## Goal of the exercise
Can you reproduce every line of the entries below word for word, leaving out the pictures?

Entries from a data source
╔══

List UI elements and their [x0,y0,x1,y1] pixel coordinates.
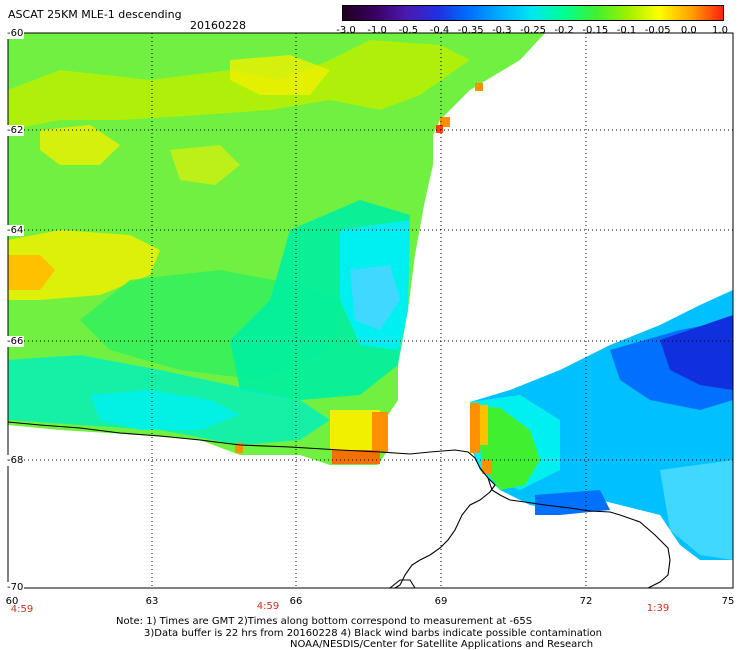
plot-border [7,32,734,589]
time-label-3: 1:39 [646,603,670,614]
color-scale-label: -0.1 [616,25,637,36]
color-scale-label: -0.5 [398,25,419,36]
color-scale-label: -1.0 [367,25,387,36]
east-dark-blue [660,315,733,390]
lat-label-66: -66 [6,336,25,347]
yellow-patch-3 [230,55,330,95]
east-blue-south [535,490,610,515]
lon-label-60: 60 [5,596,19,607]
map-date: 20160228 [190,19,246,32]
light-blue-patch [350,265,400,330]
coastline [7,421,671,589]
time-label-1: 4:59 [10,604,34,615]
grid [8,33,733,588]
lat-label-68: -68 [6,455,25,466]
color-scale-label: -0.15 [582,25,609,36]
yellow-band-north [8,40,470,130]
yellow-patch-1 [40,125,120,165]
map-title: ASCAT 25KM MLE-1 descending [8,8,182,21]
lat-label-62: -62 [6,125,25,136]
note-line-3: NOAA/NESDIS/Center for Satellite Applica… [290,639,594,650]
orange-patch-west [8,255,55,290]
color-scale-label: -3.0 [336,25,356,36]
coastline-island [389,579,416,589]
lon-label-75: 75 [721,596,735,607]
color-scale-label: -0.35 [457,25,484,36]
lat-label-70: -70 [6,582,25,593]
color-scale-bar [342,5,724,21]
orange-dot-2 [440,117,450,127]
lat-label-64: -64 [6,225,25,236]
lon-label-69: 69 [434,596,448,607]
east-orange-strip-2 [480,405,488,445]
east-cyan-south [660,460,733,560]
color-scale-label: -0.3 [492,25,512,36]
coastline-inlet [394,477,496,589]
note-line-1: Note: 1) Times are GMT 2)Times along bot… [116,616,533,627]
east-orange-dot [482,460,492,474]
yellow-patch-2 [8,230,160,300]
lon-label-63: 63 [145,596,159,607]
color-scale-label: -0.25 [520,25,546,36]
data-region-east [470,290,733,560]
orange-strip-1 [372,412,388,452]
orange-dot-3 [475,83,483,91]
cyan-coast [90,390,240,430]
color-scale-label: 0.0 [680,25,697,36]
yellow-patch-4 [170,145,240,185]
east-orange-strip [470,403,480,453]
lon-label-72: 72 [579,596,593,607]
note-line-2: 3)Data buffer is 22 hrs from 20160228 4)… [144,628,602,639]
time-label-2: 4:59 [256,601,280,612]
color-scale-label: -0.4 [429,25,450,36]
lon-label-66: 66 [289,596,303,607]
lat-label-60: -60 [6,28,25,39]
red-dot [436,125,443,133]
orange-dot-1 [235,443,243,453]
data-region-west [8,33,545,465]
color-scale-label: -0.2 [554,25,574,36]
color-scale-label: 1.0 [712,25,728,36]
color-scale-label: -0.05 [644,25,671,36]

╚══

## Final result
List UI elements and their [x0,y0,x1,y1] pixel coordinates.
plot-border [7,32,734,589]
time-label-3: 1:39 [646,603,670,614]
color-scale-label: -0.1 [616,25,637,36]
color-scale-label: -0.5 [398,25,419,36]
color-scale-label: -1.0 [367,25,387,36]
east-dark-blue [660,315,733,390]
lat-label-66: -66 [6,336,25,347]
yellow-patch-3 [230,55,330,95]
east-blue-south [535,490,610,515]
lon-label-60: 60 [5,596,19,607]
map-date: 20160228 [190,19,246,32]
light-blue-patch [350,265,400,330]
coastline [7,421,671,589]
time-label-1: 4:59 [10,604,34,615]
grid [8,33,733,588]
lat-label-68: -68 [6,455,25,466]
color-scale-label: -0.15 [582,25,609,36]
yellow-band-north [8,40,470,130]
yellow-patch-1 [40,125,120,165]
map-title: ASCAT 25KM MLE-1 descending [8,8,182,21]
lat-label-62: -62 [6,125,25,136]
note-line-3: NOAA/NESDIS/Center for Satellite Applica… [290,639,594,650]
orange-patch-west [8,255,55,290]
color-scale-label: -3.0 [336,25,356,36]
coastline-island [389,579,416,589]
lon-label-75: 75 [721,596,735,607]
color-scale-label: -0.35 [457,25,484,36]
lat-label-70: -70 [6,582,25,593]
color-scale-bar [342,5,724,21]
orange-dot-2 [440,117,450,127]
lat-label-64: -64 [6,225,25,236]
lon-label-69: 69 [434,596,448,607]
east-orange-strip-2 [480,405,488,445]
east-cyan-south [660,460,733,560]
color-scale-label: -0.3 [492,25,512,36]
coastline-inlet [394,477,496,589]
note-line-1: Note: 1) Times are GMT 2)Times along bot… [116,616,533,627]
east-orange-dot [482,460,492,474]
yellow-patch-2 [8,230,160,300]
lon-label-63: 63 [145,596,159,607]
color-scale-label: -0.25 [520,25,546,36]
data-region-east [470,290,733,560]
orange-strip-1 [372,412,388,452]
orange-dot-3 [475,83,483,91]
cyan-coast [90,390,240,430]
color-scale-label: 0.0 [680,25,697,36]
yellow-patch-4 [170,145,240,185]
east-orange-strip [470,403,480,453]
lon-label-72: 72 [579,596,593,607]
note-line-2: 3)Data buffer is 22 hrs from 20160228 4)… [144,628,602,639]
time-label-2: 4:59 [256,601,280,612]
color-scale-label: -0.4 [429,25,450,36]
lon-label-66: 66 [289,596,303,607]
lat-label-60: -60 [6,28,25,39]
red-dot [436,125,443,133]
orange-dot-1 [235,443,243,453]
data-region-west [8,33,545,465]
color-scale-label: -0.2 [554,25,574,36]
color-scale-label: 1.0 [712,25,728,36]
color-scale-label: -0.05 [644,25,671,36]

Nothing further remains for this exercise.